• _Short problem_: In your copy, reproduce the entries exactly as they are, minus the images.

---------------

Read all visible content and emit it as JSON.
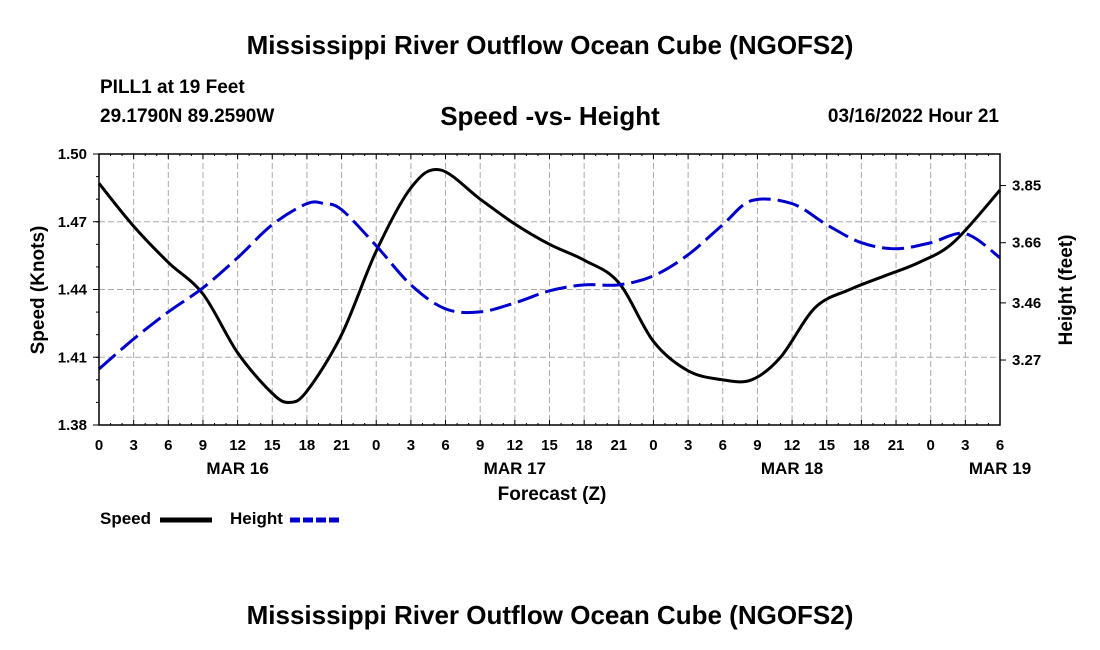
{
  "header": {
    "title": "Mississippi River Outflow Ocean Cube (NGOFS2)",
    "station_line1": "PILL1 at 19 Feet",
    "station_line2": "29.1790N  89.2590W",
    "subtitle": "Speed -vs- Height",
    "date": "03/16/2022 Hour 21"
  },
  "footer": {
    "title": "Mississippi River Outflow Ocean Cube (NGOFS2)"
  },
  "legend": {
    "speed_label": "Speed",
    "height_label": "Height"
  },
  "colors": {
    "speed": "#000000",
    "height": "#0000cc",
    "grid": "#aaaaaa"
  },
  "chart_data": {
    "type": "line",
    "xlabel": "Forecast (Z)",
    "ylabel_left": "Speed (Knots)",
    "ylabel_right": "Height (feet)",
    "x_range_hours": [
      0,
      78
    ],
    "x_tick_step_hours": 3,
    "x_tick_labels": [
      "0",
      "3",
      "6",
      "9",
      "12",
      "15",
      "18",
      "21",
      "0",
      "3",
      "6",
      "9",
      "12",
      "15",
      "18",
      "21",
      "0",
      "3",
      "6",
      "9",
      "12",
      "15",
      "18",
      "21",
      "0",
      "3",
      "6"
    ],
    "date_labels": [
      {
        "hour": 12,
        "label": "MAR 16"
      },
      {
        "hour": 36,
        "label": "MAR 17"
      },
      {
        "hour": 60,
        "label": "MAR 18"
      },
      {
        "hour": 78,
        "label": "MAR 19"
      }
    ],
    "ylim_left": [
      1.38,
      1.5
    ],
    "yticks_left": [
      "1.38",
      "1.41",
      "1.44",
      "1.47",
      "1.50"
    ],
    "ylim_right": [
      3.054,
      3.955
    ],
    "yticks_right": [
      "3.27",
      "3.46",
      "3.66",
      "3.85"
    ],
    "series": [
      {
        "name": "Speed",
        "axis": "left",
        "style": "solid",
        "x": [
          0,
          3,
          6,
          9,
          12,
          15,
          16.5,
          18,
          21,
          24,
          27,
          29.5,
          33,
          36,
          39,
          42,
          45,
          48,
          51,
          54,
          56.5,
          59,
          62,
          65,
          68,
          71,
          74,
          78
        ],
        "y": [
          1.487,
          1.468,
          1.452,
          1.438,
          1.412,
          1.394,
          1.39,
          1.395,
          1.42,
          1.457,
          1.485,
          1.493,
          1.48,
          1.469,
          1.46,
          1.453,
          1.443,
          1.417,
          1.404,
          1.4,
          1.4,
          1.41,
          1.432,
          1.44,
          1.446,
          1.452,
          1.461,
          1.484
        ]
      },
      {
        "name": "Height",
        "axis": "right",
        "style": "dashed",
        "x": [
          0,
          3,
          6,
          9,
          12,
          15,
          18,
          19.5,
          21,
          24,
          27,
          30,
          33,
          36,
          39,
          42,
          45,
          48,
          51,
          54,
          56.5,
          60,
          63,
          66,
          69,
          72,
          75,
          78
        ],
        "y": [
          3.24,
          3.34,
          3.43,
          3.51,
          3.61,
          3.72,
          3.79,
          3.79,
          3.77,
          3.65,
          3.52,
          3.44,
          3.43,
          3.46,
          3.5,
          3.52,
          3.52,
          3.55,
          3.62,
          3.72,
          3.8,
          3.79,
          3.72,
          3.66,
          3.64,
          3.66,
          3.69,
          3.61
        ]
      }
    ]
  }
}
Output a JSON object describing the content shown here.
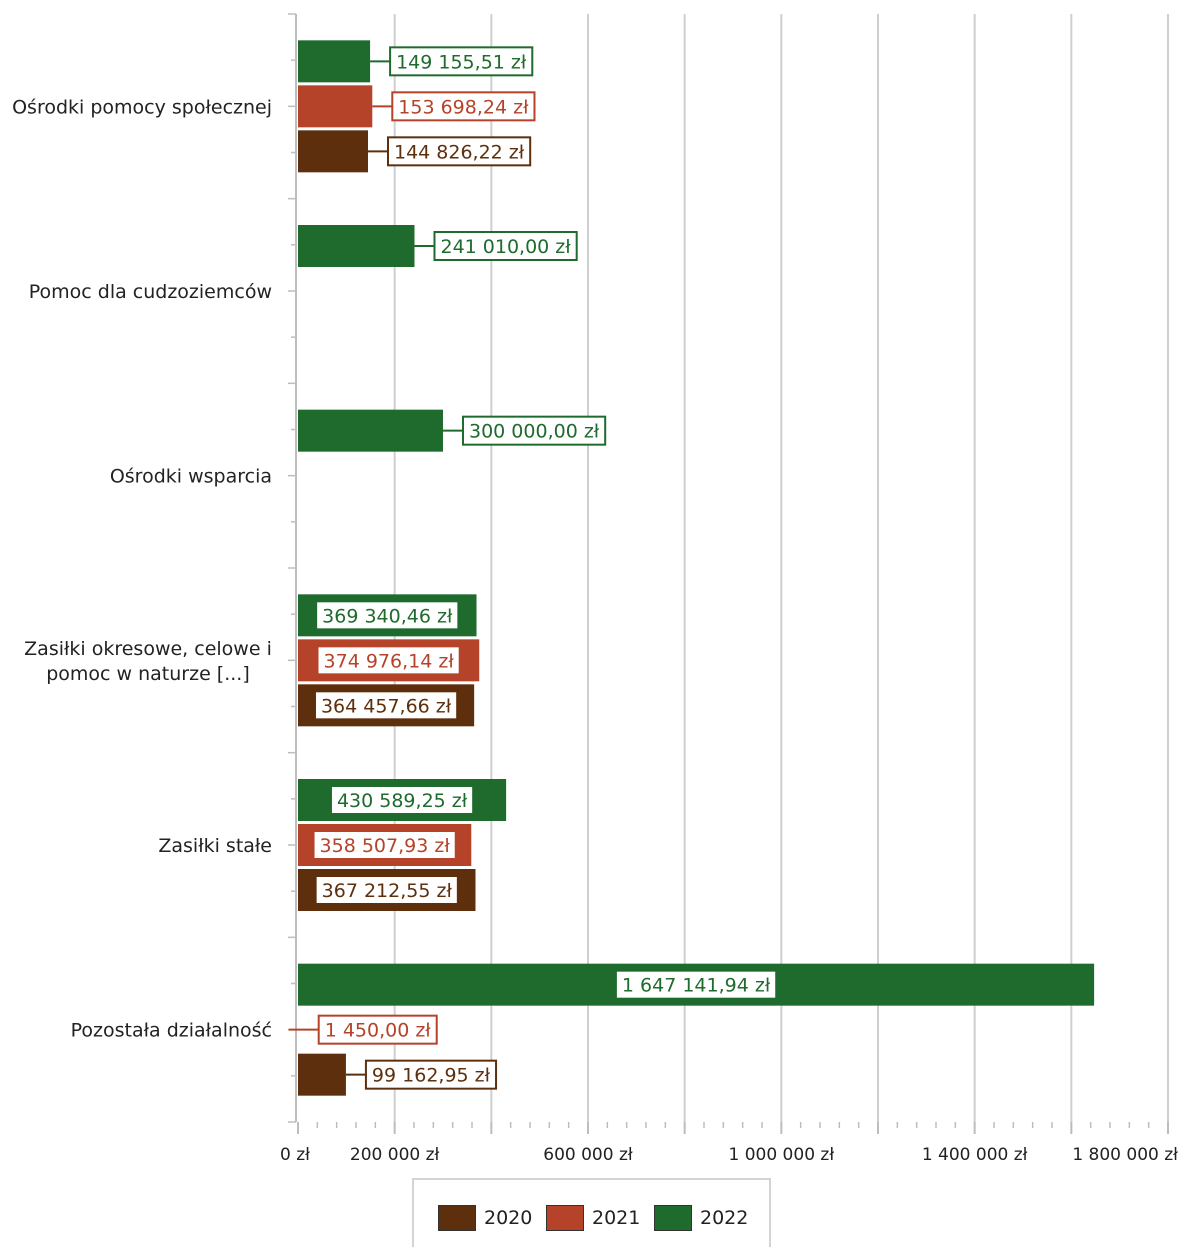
{
  "chart_data": {
    "type": "bar",
    "orientation": "horizontal",
    "categories": [
      "Ośrodki pomocy społecznej",
      "Pomoc dla cudzoziemców",
      "Ośrodki wsparcia",
      "Zasiłki okresowe, celowe i pomoc w naturze [...]",
      "Zasiłki stałe",
      "Pozostała działalność"
    ],
    "category_lines": [
      [
        "Ośrodki pomocy społecznej"
      ],
      [
        "Pomoc dla cudzoziemców"
      ],
      [
        "Ośrodki wsparcia"
      ],
      [
        "Zasiłki okresowe, celowe i",
        "pomoc w naturze [...]"
      ],
      [
        "Zasiłki stałe"
      ],
      [
        "Pozostała działalność"
      ]
    ],
    "series": [
      {
        "name": "2022",
        "color": "#1f6b2e",
        "values": [
          149155.51,
          241010.0,
          300000.0,
          369340.46,
          430589.25,
          1647141.94
        ],
        "labels": [
          "149 155,51 zł",
          "241 010,00 zł",
          "300 000,00 zł",
          "369 340,46 zł",
          "430 589,25 zł",
          "1 647 141,94 zł"
        ]
      },
      {
        "name": "2021",
        "color": "#b5432a",
        "values": [
          153698.24,
          null,
          null,
          374976.14,
          358507.93,
          1450.0
        ],
        "labels": [
          "153 698,24 zł",
          "",
          "",
          "374 976,14 zł",
          "358 507,93 zł",
          "1 450,00 zł"
        ]
      },
      {
        "name": "2020",
        "color": "#5e2f0d",
        "values": [
          144826.22,
          null,
          null,
          364457.66,
          367212.55,
          99162.95
        ],
        "labels": [
          "144 826,22 zł",
          "",
          "",
          "364 457,66 zł",
          "367 212,55 zł",
          "99 162,95 zł"
        ]
      }
    ],
    "xlim": [
      0,
      1800000
    ],
    "x_ticks": [
      0,
      200000,
      600000,
      1000000,
      1400000,
      1800000
    ],
    "x_tick_labels": [
      "0 zł",
      "200 000 zł",
      "600 000 zł",
      "1 000 000 zł",
      "1 400 000 zł",
      "1 800 000 zł"
    ],
    "x_gridlines": [
      0,
      200000,
      400000,
      600000,
      800000,
      1000000,
      1200000,
      1400000,
      1600000,
      1800000
    ],
    "grid": true,
    "legend_position": "bottom",
    "title": "",
    "xlabel": "",
    "ylabel": ""
  },
  "legend": {
    "items": [
      {
        "label": "2020",
        "color": "#5e2f0d"
      },
      {
        "label": "2021",
        "color": "#b5432a"
      },
      {
        "label": "2022",
        "color": "#1f6b2e"
      }
    ]
  }
}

---------------

• _Written response_:
Read all visible content and emit it as JSON.
{
  "header": {
    "title": "Mississippi River Outflow Ocean Cube (NGOFS2)",
    "station_line1": "PILL1 at 19 Feet",
    "station_line2": "29.1790N  89.2590W",
    "subtitle": "Speed -vs- Height",
    "date": "03/16/2022 Hour 21"
  },
  "footer": {
    "title": "Mississippi River Outflow Ocean Cube (NGOFS2)"
  },
  "legend": {
    "speed_label": "Speed",
    "height_label": "Height"
  },
  "colors": {
    "speed": "#000000",
    "height": "#0000cc",
    "grid": "#aaaaaa"
  },
  "chart_data": {
    "type": "line",
    "xlabel": "Forecast (Z)",
    "ylabel_left": "Speed (Knots)",
    "ylabel_right": "Height (feet)",
    "x_range_hours": [
      0,
      78
    ],
    "x_tick_step_hours": 3,
    "x_tick_labels": [
      "0",
      "3",
      "6",
      "9",
      "12",
      "15",
      "18",
      "21",
      "0",
      "3",
      "6",
      "9",
      "12",
      "15",
      "18",
      "21",
      "0",
      "3",
      "6",
      "9",
      "12",
      "15",
      "18",
      "21",
      "0",
      "3",
      "6"
    ],
    "date_labels": [
      {
        "hour": 12,
        "label": "MAR 16"
      },
      {
        "hour": 36,
        "label": "MAR 17"
      },
      {
        "hour": 60,
        "label": "MAR 18"
      },
      {
        "hour": 78,
        "label": "MAR 19"
      }
    ],
    "ylim_left": [
      1.38,
      1.5
    ],
    "yticks_left": [
      "1.38",
      "1.41",
      "1.44",
      "1.47",
      "1.50"
    ],
    "ylim_right": [
      3.054,
      3.955
    ],
    "yticks_right": [
      "3.27",
      "3.46",
      "3.66",
      "3.85"
    ],
    "series": [
      {
        "name": "Speed",
        "axis": "left",
        "style": "solid",
        "x": [
          0,
          3,
          6,
          9,
          12,
          15,
          16.5,
          18,
          21,
          24,
          27,
          29.5,
          33,
          36,
          39,
          42,
          45,
          48,
          51,
          54,
          56.5,
          59,
          62,
          65,
          68,
          71,
          74,
          78
        ],
        "y": [
          1.487,
          1.468,
          1.452,
          1.438,
          1.412,
          1.394,
          1.39,
          1.395,
          1.42,
          1.457,
          1.485,
          1.493,
          1.48,
          1.469,
          1.46,
          1.453,
          1.443,
          1.417,
          1.404,
          1.4,
          1.4,
          1.41,
          1.432,
          1.44,
          1.446,
          1.452,
          1.461,
          1.484
        ]
      },
      {
        "name": "Height",
        "axis": "right",
        "style": "dashed",
        "x": [
          0,
          3,
          6,
          9,
          12,
          15,
          18,
          19.5,
          21,
          24,
          27,
          30,
          33,
          36,
          39,
          42,
          45,
          48,
          51,
          54,
          56.5,
          60,
          63,
          66,
          69,
          72,
          75,
          78
        ],
        "y": [
          3.24,
          3.34,
          3.43,
          3.51,
          3.61,
          3.72,
          3.79,
          3.79,
          3.77,
          3.65,
          3.52,
          3.44,
          3.43,
          3.46,
          3.5,
          3.52,
          3.52,
          3.55,
          3.62,
          3.72,
          3.8,
          3.79,
          3.72,
          3.66,
          3.64,
          3.66,
          3.69,
          3.61
        ]
      }
    ]
  }
}
Output a JSON object describing the content shown here.
{
  "chart_data": {
    "type": "bar",
    "orientation": "horizontal",
    "categories": [
      "Ośrodki pomocy społecznej",
      "Pomoc dla cudzoziemców",
      "Ośrodki wsparcia",
      "Zasiłki okresowe, celowe i pomoc w naturze [...]",
      "Zasiłki stałe",
      "Pozostała działalność"
    ],
    "category_lines": [
      [
        "Ośrodki pomocy społecznej"
      ],
      [
        "Pomoc dla cudzoziemców"
      ],
      [
        "Ośrodki wsparcia"
      ],
      [
        "Zasiłki okresowe, celowe i",
        "pomoc w naturze [...]"
      ],
      [
        "Zasiłki stałe"
      ],
      [
        "Pozostała działalność"
      ]
    ],
    "series": [
      {
        "name": "2022",
        "color": "#1f6b2e",
        "values": [
          149155.51,
          241010.0,
          300000.0,
          369340.46,
          430589.25,
          1647141.94
        ],
        "labels": [
          "149 155,51 zł",
          "241 010,00 zł",
          "300 000,00 zł",
          "369 340,46 zł",
          "430 589,25 zł",
          "1 647 141,94 zł"
        ]
      },
      {
        "name": "2021",
        "color": "#b5432a",
        "values": [
          153698.24,
          null,
          null,
          374976.14,
          358507.93,
          1450.0
        ],
        "labels": [
          "153 698,24 zł",
          "",
          "",
          "374 976,14 zł",
          "358 507,93 zł",
          "1 450,00 zł"
        ]
      },
      {
        "name": "2020",
        "color": "#5e2f0d",
        "values": [
          144826.22,
          null,
          null,
          364457.66,
          367212.55,
          99162.95
        ],
        "labels": [
          "144 826,22 zł",
          "",
          "",
          "364 457,66 zł",
          "367 212,55 zł",
          "99 162,95 zł"
        ]
      }
    ],
    "xlim": [
      0,
      1800000
    ],
    "x_ticks": [
      0,
      200000,
      600000,
      1000000,
      1400000,
      1800000
    ],
    "x_tick_labels": [
      "0 zł",
      "200 000 zł",
      "600 000 zł",
      "1 000 000 zł",
      "1 400 000 zł",
      "1 800 000 zł"
    ],
    "x_gridlines": [
      0,
      200000,
      400000,
      600000,
      800000,
      1000000,
      1200000,
      1400000,
      1600000,
      1800000
    ],
    "grid": true,
    "legend_position": "bottom",
    "title": "",
    "xlabel": "",
    "ylabel": ""
  },
  "legend": {
    "items": [
      {
        "label": "2020",
        "color": "#5e2f0d"
      },
      {
        "label": "2021",
        "color": "#b5432a"
      },
      {
        "label": "2022",
        "color": "#1f6b2e"
      }
    ]
  }
}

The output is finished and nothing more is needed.